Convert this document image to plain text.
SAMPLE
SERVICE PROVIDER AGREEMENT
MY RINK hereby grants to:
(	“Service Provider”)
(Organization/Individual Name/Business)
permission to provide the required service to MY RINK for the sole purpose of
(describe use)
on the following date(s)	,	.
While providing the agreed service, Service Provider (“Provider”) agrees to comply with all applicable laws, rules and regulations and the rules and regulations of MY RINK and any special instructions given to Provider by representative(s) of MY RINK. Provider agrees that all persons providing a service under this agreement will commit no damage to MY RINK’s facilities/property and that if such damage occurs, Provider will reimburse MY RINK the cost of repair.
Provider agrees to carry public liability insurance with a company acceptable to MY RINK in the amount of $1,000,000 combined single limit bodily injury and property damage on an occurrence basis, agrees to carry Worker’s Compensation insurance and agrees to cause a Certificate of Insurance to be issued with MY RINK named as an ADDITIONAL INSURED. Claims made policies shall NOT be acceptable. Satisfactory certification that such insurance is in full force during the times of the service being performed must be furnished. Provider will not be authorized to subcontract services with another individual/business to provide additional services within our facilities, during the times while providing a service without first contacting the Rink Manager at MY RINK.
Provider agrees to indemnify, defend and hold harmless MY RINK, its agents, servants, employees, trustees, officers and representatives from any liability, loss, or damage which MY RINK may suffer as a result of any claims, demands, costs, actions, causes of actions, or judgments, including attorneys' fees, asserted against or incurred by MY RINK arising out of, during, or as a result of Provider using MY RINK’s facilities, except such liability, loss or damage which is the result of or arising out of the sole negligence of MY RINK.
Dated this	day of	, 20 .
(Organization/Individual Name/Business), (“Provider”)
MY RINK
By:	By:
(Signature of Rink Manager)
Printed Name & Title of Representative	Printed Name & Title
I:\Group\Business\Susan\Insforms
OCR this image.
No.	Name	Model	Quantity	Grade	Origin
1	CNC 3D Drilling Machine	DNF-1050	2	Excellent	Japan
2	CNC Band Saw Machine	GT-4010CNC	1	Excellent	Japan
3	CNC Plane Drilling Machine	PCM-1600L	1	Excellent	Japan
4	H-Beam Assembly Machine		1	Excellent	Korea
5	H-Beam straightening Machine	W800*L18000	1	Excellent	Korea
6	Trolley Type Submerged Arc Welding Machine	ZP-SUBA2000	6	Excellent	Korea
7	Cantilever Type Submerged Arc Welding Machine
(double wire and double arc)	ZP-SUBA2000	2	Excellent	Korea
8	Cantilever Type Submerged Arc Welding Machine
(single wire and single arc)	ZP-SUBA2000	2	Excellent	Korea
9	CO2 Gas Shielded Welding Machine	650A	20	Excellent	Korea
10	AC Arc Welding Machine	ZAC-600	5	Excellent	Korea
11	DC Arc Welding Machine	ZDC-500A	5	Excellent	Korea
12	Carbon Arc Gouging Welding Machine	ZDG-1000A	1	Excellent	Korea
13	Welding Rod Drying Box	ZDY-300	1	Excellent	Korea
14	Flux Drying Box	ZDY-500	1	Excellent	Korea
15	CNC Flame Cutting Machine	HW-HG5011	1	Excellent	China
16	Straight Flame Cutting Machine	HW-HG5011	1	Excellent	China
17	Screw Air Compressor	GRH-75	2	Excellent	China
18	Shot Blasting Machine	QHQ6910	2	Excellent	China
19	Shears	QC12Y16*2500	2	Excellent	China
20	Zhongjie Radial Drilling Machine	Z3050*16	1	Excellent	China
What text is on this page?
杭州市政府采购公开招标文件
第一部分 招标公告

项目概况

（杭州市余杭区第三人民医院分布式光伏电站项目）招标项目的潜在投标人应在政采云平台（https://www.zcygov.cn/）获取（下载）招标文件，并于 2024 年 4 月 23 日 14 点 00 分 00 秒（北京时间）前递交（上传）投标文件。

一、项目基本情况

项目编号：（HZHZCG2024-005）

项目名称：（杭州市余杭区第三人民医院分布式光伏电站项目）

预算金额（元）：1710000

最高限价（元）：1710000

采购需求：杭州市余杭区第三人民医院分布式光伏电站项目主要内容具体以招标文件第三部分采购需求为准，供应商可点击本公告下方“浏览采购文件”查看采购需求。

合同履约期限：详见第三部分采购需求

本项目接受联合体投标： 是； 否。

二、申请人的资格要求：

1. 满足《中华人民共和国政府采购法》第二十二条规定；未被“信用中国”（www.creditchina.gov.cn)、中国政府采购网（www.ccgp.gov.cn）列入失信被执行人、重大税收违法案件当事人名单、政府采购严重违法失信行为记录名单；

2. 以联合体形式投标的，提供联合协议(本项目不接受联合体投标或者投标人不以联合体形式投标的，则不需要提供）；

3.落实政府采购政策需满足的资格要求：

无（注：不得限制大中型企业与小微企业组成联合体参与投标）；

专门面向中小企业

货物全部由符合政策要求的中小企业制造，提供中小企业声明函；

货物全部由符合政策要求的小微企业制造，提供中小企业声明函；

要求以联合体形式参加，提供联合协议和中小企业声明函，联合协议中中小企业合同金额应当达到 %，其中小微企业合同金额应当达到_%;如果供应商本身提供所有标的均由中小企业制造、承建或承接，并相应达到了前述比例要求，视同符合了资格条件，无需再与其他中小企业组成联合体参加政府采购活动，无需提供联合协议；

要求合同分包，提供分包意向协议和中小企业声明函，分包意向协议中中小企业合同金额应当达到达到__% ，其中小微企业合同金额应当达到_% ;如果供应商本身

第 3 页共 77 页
§
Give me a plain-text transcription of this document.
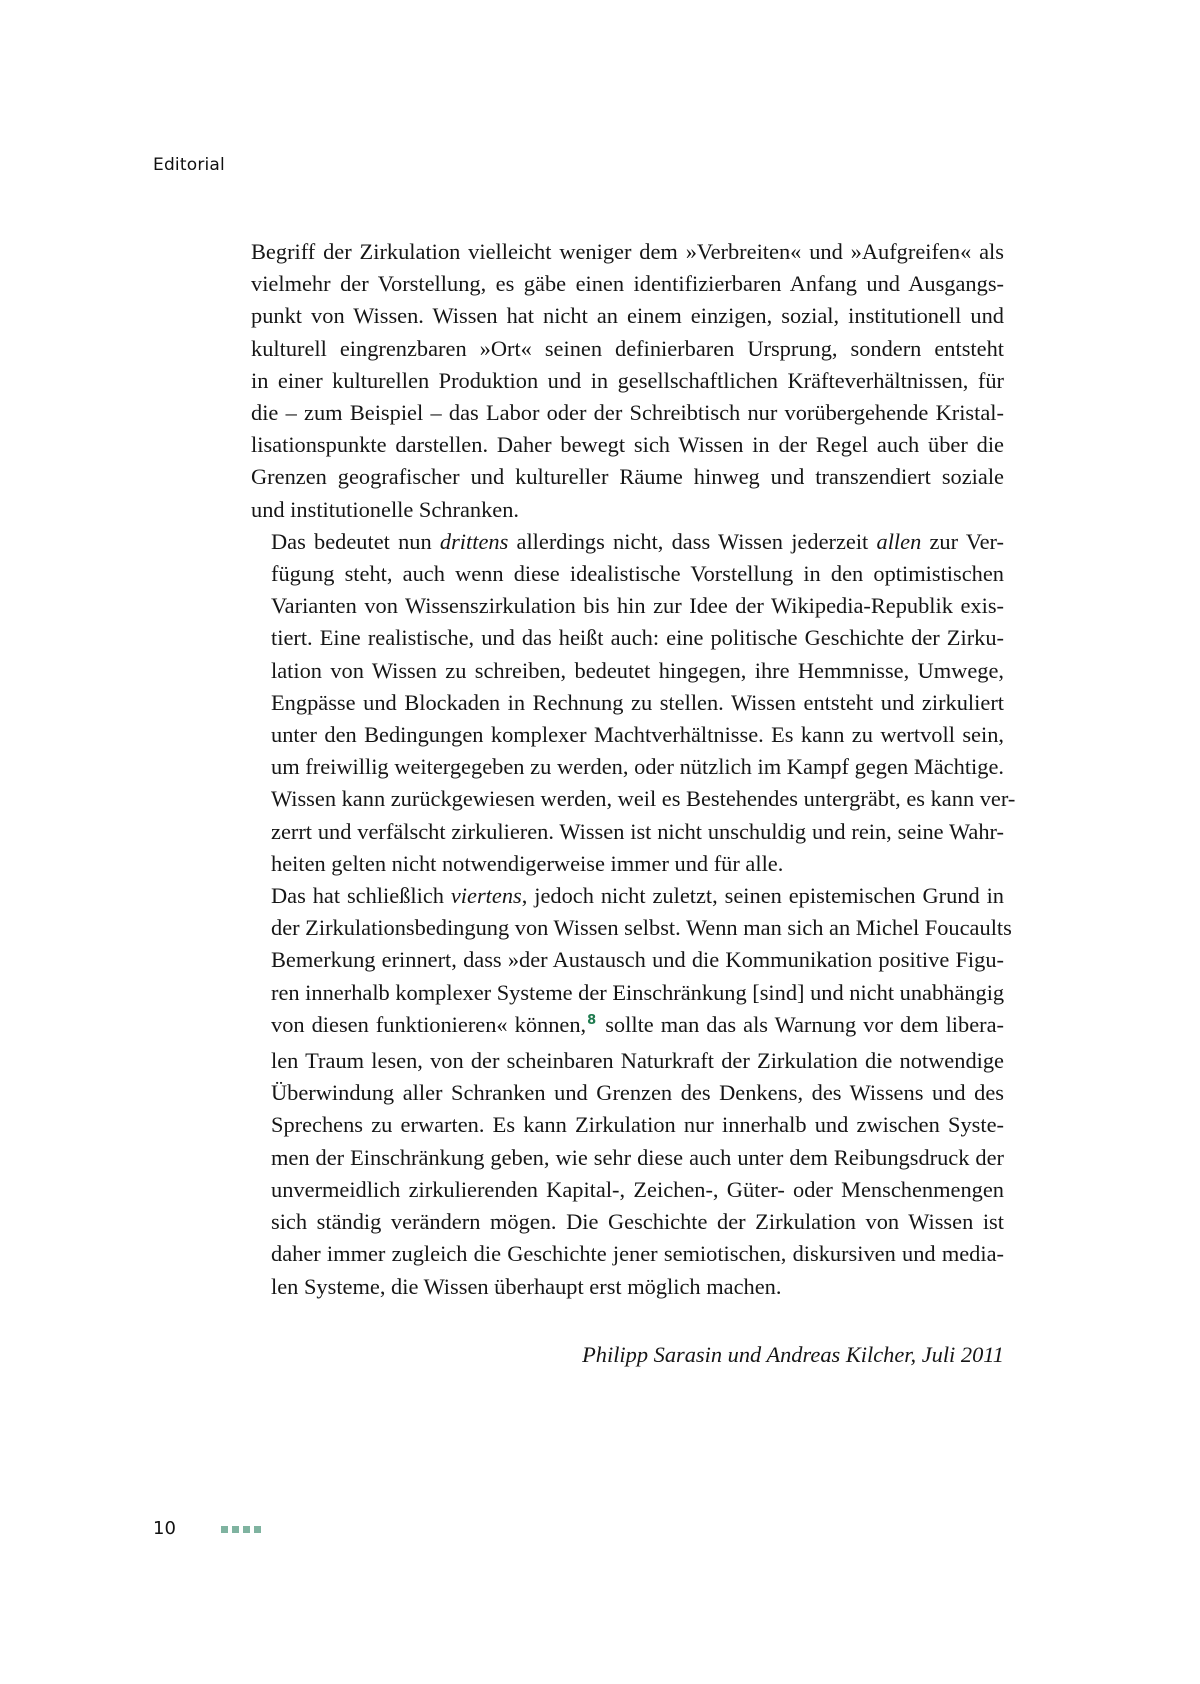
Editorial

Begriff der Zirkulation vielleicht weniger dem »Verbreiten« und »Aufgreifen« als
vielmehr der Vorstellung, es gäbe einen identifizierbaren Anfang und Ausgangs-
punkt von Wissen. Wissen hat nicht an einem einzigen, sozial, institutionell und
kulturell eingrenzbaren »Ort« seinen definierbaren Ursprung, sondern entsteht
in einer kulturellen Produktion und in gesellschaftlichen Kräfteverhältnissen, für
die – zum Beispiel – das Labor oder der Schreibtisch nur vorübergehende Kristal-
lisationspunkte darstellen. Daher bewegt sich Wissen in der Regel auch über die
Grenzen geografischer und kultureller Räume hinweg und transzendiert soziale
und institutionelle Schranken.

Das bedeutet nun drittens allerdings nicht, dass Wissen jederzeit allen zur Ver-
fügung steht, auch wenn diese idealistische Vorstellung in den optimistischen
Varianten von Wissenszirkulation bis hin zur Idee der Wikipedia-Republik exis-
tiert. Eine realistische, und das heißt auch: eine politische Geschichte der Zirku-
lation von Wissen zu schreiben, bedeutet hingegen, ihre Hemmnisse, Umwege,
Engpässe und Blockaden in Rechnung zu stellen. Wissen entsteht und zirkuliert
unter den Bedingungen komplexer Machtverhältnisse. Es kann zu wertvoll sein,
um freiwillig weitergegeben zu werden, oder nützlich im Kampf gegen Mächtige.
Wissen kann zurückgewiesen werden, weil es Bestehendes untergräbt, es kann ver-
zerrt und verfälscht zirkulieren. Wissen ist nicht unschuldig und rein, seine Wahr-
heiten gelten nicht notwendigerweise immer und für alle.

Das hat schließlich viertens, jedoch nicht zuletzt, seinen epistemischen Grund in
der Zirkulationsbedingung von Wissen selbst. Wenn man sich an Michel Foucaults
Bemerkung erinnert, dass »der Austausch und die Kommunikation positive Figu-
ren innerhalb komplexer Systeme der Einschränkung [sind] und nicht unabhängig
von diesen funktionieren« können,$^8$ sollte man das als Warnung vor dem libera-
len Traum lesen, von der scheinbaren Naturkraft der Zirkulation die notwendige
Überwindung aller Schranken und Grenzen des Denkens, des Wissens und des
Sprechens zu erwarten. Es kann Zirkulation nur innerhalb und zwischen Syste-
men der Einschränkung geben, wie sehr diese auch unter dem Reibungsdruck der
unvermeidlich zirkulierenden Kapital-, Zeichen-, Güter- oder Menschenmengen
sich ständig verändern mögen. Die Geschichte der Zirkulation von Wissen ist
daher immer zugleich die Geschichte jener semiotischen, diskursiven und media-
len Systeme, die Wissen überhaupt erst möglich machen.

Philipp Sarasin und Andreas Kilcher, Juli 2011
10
§
Instructions to follow: Copy each line of the records containing the string "property".

Task answer:
While providing the agreed service, Service Provider (“Provider”) agrees to comply with all applicable laws, rules and regulations and the rules and regulations of MY RINK and any special instructions given to Provider by representative(s) of MY RINK. Provider agrees that all persons providing a service under this agreement will commit no damage to MY RINK’s facilities/property and that if such damage occurs, Provider will reimburse MY RINK the cost of repair.
Provider agrees to carry public liability insurance with a company acceptable to MY RINK in the amount of $1,000,000 combined single limit bodily injury and property damage on an occurrence basis, agrees to carry Worker’s Compensation insurance and agrees to cause a Certificate of Insurance to be issued with MY RINK named as an ADDITIONAL INSURED. Claims made policies shall NOT be acceptable. Satisfactory certification that such insurance is in full force during the times of the service being performed must be furnished. Provider will not be authorized to subcontract services with another individual/business to provide additional services within our facilities, during the times while providing a service without first contacting the Rink Manager at MY RINK.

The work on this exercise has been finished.